- [MATERIAL SHOWN]
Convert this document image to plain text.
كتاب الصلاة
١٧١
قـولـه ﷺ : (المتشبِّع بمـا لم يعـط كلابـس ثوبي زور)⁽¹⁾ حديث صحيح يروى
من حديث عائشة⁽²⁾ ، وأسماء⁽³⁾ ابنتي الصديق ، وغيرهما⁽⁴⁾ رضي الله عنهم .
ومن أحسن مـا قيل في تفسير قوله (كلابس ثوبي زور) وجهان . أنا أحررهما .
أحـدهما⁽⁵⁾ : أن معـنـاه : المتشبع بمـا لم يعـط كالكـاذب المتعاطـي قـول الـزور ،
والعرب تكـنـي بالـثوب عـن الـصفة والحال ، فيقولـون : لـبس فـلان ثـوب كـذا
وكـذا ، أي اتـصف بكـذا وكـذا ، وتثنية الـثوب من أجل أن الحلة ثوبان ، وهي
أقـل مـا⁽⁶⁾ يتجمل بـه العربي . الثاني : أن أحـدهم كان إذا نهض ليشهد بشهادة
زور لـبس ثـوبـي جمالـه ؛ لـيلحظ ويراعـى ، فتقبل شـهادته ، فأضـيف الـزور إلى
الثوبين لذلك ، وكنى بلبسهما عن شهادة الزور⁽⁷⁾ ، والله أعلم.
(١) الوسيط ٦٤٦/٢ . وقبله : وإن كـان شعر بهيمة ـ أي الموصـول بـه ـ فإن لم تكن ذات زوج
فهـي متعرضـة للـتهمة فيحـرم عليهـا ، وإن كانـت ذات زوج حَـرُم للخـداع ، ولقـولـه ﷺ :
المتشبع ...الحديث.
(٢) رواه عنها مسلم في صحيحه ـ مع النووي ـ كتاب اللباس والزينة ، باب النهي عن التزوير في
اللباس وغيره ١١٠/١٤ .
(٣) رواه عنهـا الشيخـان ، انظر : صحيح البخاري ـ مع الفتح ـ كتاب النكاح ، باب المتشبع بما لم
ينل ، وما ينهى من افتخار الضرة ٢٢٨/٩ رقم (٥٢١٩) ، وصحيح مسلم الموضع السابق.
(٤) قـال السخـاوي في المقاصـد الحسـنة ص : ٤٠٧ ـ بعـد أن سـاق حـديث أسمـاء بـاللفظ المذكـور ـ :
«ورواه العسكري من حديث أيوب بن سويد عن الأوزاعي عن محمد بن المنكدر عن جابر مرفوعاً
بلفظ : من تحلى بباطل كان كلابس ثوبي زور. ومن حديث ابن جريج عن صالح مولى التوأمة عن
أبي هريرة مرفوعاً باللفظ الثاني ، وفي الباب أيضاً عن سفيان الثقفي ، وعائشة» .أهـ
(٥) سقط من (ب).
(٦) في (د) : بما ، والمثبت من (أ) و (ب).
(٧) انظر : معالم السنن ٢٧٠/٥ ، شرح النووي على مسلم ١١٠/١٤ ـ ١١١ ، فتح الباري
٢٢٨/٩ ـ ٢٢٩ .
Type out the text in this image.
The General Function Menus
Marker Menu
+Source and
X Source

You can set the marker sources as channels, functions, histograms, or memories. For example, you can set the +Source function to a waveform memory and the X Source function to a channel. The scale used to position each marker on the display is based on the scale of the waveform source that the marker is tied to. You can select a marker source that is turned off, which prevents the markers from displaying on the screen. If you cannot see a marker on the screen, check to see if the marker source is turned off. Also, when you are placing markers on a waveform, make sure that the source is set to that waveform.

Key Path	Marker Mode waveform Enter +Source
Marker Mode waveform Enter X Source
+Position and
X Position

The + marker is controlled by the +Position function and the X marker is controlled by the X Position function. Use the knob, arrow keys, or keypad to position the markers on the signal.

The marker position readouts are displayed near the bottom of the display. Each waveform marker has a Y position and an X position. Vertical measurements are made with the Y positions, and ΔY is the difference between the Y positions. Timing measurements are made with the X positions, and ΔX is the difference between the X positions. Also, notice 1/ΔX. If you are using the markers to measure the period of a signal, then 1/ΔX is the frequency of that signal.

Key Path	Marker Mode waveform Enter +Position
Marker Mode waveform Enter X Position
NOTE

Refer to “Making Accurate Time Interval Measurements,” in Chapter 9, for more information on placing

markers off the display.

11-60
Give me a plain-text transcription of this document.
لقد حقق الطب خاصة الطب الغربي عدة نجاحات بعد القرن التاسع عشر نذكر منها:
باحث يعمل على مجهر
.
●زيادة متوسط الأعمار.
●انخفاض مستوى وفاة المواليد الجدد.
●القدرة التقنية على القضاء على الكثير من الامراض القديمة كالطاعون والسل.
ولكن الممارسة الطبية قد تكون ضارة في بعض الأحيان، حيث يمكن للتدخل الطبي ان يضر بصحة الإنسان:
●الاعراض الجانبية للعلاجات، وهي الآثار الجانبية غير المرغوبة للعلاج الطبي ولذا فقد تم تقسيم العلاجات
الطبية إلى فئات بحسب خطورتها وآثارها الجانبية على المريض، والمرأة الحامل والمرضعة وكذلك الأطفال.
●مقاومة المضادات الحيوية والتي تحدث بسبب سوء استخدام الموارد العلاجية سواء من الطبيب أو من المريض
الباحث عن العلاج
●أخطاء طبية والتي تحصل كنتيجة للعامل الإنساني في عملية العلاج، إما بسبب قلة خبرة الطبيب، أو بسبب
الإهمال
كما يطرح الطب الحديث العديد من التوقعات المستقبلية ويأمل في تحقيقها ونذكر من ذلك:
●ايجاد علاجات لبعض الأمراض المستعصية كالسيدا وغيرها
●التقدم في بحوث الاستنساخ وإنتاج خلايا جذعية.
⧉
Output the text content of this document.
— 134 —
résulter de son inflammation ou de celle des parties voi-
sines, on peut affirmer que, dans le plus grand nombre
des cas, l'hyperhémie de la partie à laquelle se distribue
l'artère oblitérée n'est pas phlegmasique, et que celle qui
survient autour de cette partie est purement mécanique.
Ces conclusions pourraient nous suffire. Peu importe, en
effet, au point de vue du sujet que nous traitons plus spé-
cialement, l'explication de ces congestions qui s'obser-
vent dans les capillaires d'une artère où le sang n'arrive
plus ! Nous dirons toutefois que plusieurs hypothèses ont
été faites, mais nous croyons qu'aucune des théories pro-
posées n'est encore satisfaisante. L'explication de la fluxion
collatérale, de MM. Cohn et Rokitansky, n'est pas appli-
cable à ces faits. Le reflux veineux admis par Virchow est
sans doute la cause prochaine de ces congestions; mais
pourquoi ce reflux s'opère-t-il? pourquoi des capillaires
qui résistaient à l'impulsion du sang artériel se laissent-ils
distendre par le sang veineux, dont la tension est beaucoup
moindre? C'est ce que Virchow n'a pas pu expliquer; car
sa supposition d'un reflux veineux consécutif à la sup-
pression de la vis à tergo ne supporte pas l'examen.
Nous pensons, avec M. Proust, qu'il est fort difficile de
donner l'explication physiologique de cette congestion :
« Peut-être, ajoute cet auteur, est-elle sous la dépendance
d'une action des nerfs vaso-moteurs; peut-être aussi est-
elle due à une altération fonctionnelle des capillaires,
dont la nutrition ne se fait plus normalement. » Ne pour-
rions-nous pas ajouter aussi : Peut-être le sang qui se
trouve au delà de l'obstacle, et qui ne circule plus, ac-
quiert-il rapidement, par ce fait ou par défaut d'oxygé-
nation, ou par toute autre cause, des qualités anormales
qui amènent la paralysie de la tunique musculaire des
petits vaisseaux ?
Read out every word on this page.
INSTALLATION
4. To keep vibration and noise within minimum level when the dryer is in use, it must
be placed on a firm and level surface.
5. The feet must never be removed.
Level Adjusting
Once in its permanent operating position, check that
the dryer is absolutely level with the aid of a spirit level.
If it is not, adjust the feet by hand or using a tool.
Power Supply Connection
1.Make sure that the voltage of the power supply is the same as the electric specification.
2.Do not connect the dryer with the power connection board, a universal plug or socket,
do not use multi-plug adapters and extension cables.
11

- [STATED EXERCISE] Repeat exactly the lines above, starting with the line that contains "Read out every word on this page." and ending with the last line, both included, and nothing else.

- [EXERCISE SOLUTION]
Read out every word on this page.
INSTALLATION
4. To keep vibration and noise within minimum level when the dryer is in use, it must
be placed on a firm and level surface.
5. The feet must never be removed.
Level Adjusting
Once in its permanent operating position, check that
the dryer is absolutely level with the aid of a spirit level.
If it is not, adjust the feet by hand or using a tool.
Power Supply Connection
1.Make sure that the voltage of the power supply is the same as the electric specification.
2.Do not connect the dryer with the power connection board, a universal plug or socket,
do not use multi-plug adapters and extension cables.
11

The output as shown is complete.